Records from a collection
-------

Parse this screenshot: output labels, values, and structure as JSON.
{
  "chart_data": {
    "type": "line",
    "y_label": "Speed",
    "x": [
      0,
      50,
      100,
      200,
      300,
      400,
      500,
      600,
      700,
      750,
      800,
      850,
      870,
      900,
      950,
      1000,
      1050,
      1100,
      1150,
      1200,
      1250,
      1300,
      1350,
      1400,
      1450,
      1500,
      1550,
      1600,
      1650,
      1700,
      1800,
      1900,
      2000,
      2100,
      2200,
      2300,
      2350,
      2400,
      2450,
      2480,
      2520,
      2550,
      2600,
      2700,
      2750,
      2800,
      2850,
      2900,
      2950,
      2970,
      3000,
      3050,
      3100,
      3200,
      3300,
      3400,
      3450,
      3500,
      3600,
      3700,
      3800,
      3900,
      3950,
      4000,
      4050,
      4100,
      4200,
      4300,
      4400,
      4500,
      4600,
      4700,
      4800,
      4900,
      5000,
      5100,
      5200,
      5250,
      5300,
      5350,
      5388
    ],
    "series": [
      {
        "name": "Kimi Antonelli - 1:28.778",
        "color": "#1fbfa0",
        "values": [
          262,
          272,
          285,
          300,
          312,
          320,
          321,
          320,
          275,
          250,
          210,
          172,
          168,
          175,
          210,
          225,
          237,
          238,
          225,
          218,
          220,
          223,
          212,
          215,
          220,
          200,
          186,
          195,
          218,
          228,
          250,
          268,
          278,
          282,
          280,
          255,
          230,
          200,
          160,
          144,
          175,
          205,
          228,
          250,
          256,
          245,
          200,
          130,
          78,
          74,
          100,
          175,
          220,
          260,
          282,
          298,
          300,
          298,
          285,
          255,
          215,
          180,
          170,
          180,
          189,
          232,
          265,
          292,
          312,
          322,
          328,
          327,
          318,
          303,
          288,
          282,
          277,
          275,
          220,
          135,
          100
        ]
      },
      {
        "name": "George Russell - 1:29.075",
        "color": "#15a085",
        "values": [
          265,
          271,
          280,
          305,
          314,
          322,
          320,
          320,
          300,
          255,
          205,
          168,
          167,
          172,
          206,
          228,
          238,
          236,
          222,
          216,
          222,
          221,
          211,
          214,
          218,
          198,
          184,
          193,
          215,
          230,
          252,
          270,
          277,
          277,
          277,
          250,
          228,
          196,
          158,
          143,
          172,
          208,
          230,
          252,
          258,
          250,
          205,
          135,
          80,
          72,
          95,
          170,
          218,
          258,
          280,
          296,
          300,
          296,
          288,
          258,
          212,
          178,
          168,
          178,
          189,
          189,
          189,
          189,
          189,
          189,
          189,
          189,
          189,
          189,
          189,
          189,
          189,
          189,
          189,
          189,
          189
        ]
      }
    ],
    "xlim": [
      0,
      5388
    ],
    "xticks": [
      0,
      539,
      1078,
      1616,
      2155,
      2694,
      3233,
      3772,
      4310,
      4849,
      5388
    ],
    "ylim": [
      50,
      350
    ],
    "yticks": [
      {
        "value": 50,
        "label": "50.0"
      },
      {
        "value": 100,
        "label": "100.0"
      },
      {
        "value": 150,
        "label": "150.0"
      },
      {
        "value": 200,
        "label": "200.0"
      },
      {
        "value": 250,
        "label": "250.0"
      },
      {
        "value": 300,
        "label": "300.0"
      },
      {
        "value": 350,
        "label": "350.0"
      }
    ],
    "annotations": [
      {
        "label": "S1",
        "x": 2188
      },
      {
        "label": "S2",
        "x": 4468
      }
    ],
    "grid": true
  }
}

-------

Each line in the entries above that includes the string "name" should be extracted.

        "name": "Kimi Antonelli - 1:28.778",
        "name": "George Russell - 1:29.075",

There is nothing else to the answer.